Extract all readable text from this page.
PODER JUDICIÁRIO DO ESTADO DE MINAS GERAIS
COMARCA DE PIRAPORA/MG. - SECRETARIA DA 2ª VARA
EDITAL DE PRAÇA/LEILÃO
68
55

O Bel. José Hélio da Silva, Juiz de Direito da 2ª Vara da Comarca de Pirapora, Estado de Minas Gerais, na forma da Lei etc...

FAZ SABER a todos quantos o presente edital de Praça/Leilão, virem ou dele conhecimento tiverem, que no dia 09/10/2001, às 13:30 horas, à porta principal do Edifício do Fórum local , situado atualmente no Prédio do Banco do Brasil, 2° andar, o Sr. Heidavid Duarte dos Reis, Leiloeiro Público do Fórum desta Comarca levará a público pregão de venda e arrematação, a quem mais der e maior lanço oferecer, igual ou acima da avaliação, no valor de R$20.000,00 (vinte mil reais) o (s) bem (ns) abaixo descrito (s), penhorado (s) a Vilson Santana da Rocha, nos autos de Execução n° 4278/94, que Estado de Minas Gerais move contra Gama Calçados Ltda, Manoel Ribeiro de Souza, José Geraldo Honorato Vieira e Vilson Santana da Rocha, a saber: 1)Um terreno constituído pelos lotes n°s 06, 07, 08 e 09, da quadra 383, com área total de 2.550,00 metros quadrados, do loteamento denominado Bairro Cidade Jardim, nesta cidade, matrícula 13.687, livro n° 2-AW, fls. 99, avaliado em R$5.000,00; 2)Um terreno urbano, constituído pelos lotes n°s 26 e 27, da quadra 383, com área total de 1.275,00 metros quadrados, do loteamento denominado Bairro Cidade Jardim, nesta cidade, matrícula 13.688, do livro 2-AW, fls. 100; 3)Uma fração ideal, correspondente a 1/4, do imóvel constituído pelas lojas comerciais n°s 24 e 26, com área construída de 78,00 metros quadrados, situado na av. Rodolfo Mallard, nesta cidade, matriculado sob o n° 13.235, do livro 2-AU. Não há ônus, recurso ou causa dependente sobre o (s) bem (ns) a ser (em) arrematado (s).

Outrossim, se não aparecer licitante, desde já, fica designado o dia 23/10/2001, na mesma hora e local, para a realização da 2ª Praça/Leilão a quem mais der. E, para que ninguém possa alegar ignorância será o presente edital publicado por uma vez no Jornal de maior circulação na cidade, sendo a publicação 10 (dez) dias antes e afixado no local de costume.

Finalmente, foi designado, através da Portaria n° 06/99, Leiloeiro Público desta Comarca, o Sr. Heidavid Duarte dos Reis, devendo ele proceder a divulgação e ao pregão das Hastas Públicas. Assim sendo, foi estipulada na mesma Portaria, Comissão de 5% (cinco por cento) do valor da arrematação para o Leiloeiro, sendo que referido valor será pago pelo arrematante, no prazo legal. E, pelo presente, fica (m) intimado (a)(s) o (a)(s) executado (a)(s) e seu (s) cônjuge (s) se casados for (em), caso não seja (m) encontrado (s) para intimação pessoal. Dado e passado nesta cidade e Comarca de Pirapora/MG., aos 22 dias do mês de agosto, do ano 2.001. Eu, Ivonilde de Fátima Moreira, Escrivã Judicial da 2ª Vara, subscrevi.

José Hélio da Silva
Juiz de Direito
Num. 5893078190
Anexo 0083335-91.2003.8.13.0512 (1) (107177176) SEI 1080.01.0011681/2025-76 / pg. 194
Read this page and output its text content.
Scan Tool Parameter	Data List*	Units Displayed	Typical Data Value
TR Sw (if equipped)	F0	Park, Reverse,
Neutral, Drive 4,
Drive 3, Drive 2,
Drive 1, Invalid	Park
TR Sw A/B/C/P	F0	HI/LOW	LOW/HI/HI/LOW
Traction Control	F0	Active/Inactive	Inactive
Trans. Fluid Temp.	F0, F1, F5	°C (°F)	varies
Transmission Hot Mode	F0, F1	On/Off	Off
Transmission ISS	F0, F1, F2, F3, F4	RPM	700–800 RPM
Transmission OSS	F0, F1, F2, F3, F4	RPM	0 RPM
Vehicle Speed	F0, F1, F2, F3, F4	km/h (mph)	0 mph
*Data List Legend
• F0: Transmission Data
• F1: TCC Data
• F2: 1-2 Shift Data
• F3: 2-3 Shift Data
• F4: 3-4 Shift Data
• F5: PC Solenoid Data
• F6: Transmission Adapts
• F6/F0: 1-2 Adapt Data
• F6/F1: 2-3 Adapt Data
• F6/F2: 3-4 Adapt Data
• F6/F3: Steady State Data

--

Your goal ▸
Begin with the line that contains "Read this page and output its text content." and end with the last line of the records; set down every line in that span exactly, and nothing else.

Result below ▸
Read this page and output its text content.
Scan Tool Parameter	Data List*	Units Displayed	Typical Data Value
TR Sw (if equipped)	F0	Park, Reverse,
Neutral, Drive 4,
Drive 3, Drive 2,
Drive 1, Invalid	Park
TR Sw A/B/C/P	F0	HI/LOW	LOW/HI/HI/LOW
Traction Control	F0	Active/Inactive	Inactive
Trans. Fluid Temp.	F0, F1, F5	°C (°F)	varies
Transmission Hot Mode	F0, F1	On/Off	Off
Transmission ISS	F0, F1, F2, F3, F4	RPM	700–800 RPM
Transmission OSS	F0, F1, F2, F3, F4	RPM	0 RPM
Vehicle Speed	F0, F1, F2, F3, F4	km/h (mph)	0 mph
*Data List Legend
• F0: Transmission Data
• F1: TCC Data
• F2: 1-2 Shift Data
• F3: 2-3 Shift Data
• F4: 3-4 Shift Data
• F5: PC Solenoid Data
• F6: Transmission Adapts
• F6/F0: 1-2 Adapt Data
• F6/F1: 2-3 Adapt Data
• F6/F2: 3-4 Adapt Data
• F6/F3: Steady State Data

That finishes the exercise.